Data excerpts
%%

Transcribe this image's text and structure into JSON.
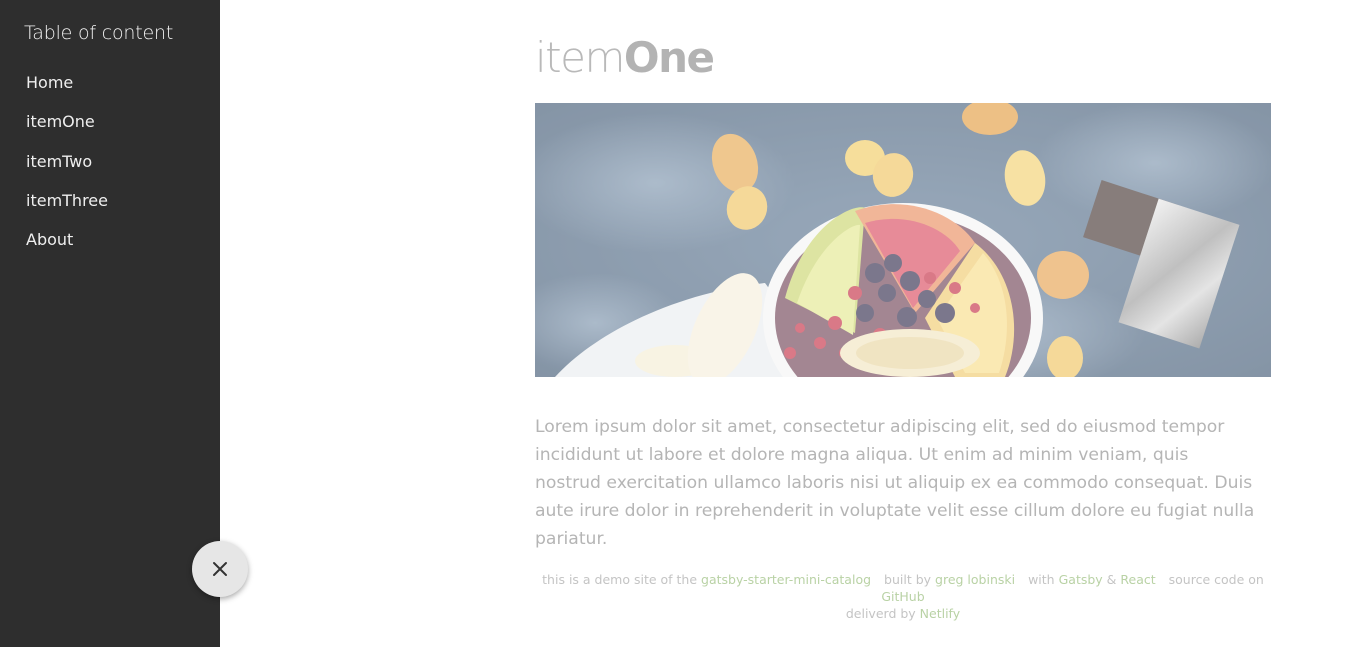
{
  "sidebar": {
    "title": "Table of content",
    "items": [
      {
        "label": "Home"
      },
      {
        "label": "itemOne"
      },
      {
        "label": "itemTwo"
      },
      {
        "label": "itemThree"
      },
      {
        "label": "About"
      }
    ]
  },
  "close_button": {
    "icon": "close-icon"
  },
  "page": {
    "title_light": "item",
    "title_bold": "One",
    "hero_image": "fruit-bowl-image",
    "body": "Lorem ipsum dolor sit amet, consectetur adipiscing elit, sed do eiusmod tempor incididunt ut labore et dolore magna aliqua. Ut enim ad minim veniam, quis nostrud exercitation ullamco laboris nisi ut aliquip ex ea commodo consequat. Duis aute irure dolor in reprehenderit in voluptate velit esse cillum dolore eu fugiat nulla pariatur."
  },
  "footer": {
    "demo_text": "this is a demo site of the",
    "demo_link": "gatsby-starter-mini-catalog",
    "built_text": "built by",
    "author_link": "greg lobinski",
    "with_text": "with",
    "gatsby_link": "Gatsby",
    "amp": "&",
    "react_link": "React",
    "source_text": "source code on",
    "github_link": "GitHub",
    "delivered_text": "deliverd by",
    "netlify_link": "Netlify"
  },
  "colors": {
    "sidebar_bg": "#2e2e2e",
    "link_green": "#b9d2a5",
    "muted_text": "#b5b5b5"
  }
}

%%

REQUIREMENT
Identify how many lines in the entries above include the string "image", then state that number alone.

EXERCISE RESULT
2